◆ Set task: Write out all the entries word for word, but skip any images.

◆ Data entries:
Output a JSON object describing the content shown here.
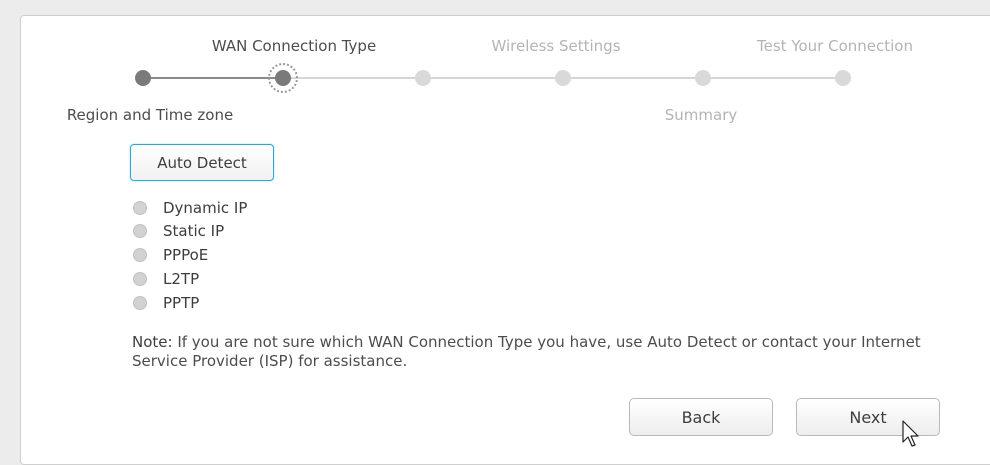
{
  "wizard": {
    "steps_top": [
      {
        "label": "WAN Connection Type",
        "state": "active"
      },
      {
        "label": "Wireless Settings",
        "state": "inactive"
      },
      {
        "label": "Test Your Connection",
        "state": "inactive"
      }
    ],
    "steps_bottom": [
      {
        "label": "Region and Time zone",
        "state": "active"
      },
      {
        "label": "Summary",
        "state": "inactive"
      }
    ],
    "current_step": 2,
    "total_steps": 6
  },
  "auto_detect_label": "Auto Detect",
  "connection_types": [
    {
      "label": "Dynamic IP",
      "selected": false
    },
    {
      "label": "Static IP",
      "selected": false
    },
    {
      "label": "PPPoE",
      "selected": false
    },
    {
      "label": "L2TP",
      "selected": false
    },
    {
      "label": "PPTP",
      "selected": false
    }
  ],
  "note": {
    "prefix": "Note:",
    "text": " If you are not sure which WAN Connection Type you have, use Auto Detect or contact your Internet Service Provider (ISP) for assistance."
  },
  "buttons": {
    "back": "Back",
    "next": "Next"
  },
  "colors": {
    "accent": "#2ca7d6",
    "step_done": "#7a7a7a",
    "step_pending": "#d9d9d9",
    "text_inactive": "#b4b4b4"
  },
  "icons": {
    "cursor": "pointer-arrow-icon"
  }
}
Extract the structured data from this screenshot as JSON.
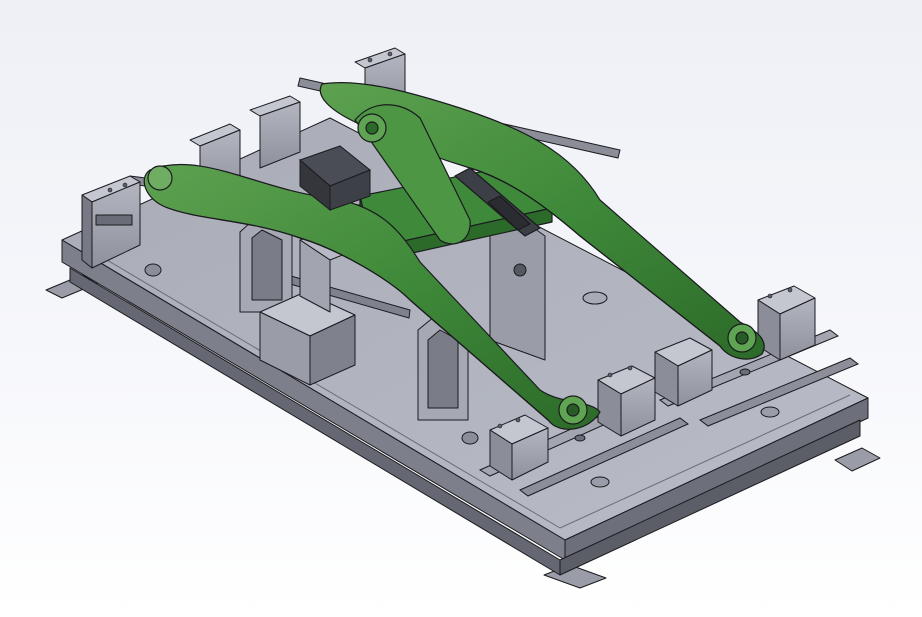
{
  "viewport": {
    "background_top": "#eef0f6",
    "background_bottom": "#ffffff"
  },
  "model": {
    "base_plate_color": "#8b8e99",
    "base_plate_top_color": "#b7bac4",
    "fixture_color": "#9ea1ab",
    "fixture_dark_color": "#5c5f68",
    "arm_color": "#3f8a3a",
    "arm_shadow_color": "#285c26",
    "arm_highlight_color": "#6fae62",
    "edge_color": "#1b1b1f"
  }
}
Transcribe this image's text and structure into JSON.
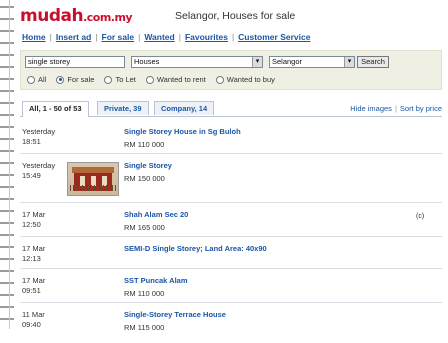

◆ Task output:
Output a JSON object describing the content shown here.
{
  "wizard": {
    "steps_top": [
      {
        "label": "WAN Connection Type",
        "state": "active"
      },
      {
        "label": "Wireless Settings",
        "state": "inactive"
      },
      {
        "label": "Test Your Connection",
        "state": "inactive"
      }
    ],
    "steps_bottom": [
      {
        "label": "Region and Time zone",
        "state": "active"
      },
      {
        "label": "Summary",
        "state": "inactive"
      }
    ],
    "current_step": 2,
    "total_steps": 6
  },
  "auto_detect_label": "Auto Detect",
  "connection_types": [
    {
      "label": "Dynamic IP",
      "selected": false
    },
    {
      "label": "Static IP",
      "selected": false
    },
    {
      "label": "PPPoE",
      "selected": false
    },
    {
      "label": "L2TP",
      "selected": false
    },
    {
      "label": "PPTP",
      "selected": false
    }
  ],
  "note": {
    "prefix": "Note:",
    "text": " If you are not sure which WAN Connection Type you have, use Auto Detect or contact your Internet Service Provider (ISP) for assistance."
  },
  "buttons": {
    "back": "Back",
    "next": "Next"
  },
  "colors": {
    "accent": "#2ca7d6",
    "step_done": "#7a7a7a",
    "step_pending": "#d9d9d9",
    "text_inactive": "#b4b4b4"
  },
  "icons": {
    "cursor": "pointer-arrow-icon"
  }
}
Extract the structured data from this screenshot as JSON.
{
  "viewport": {
    "background_top": "#eef0f6",
    "background_bottom": "#ffffff"
  },
  "model": {
    "base_plate_color": "#8b8e99",
    "base_plate_top_color": "#b7bac4",
    "fixture_color": "#9ea1ab",
    "fixture_dark_color": "#5c5f68",
    "arm_color": "#3f8a3a",
    "arm_shadow_color": "#285c26",
    "arm_highlight_color": "#6fae62",
    "edge_color": "#1b1b1f"
  }
}
Transcribe this image's text and structure into JSON.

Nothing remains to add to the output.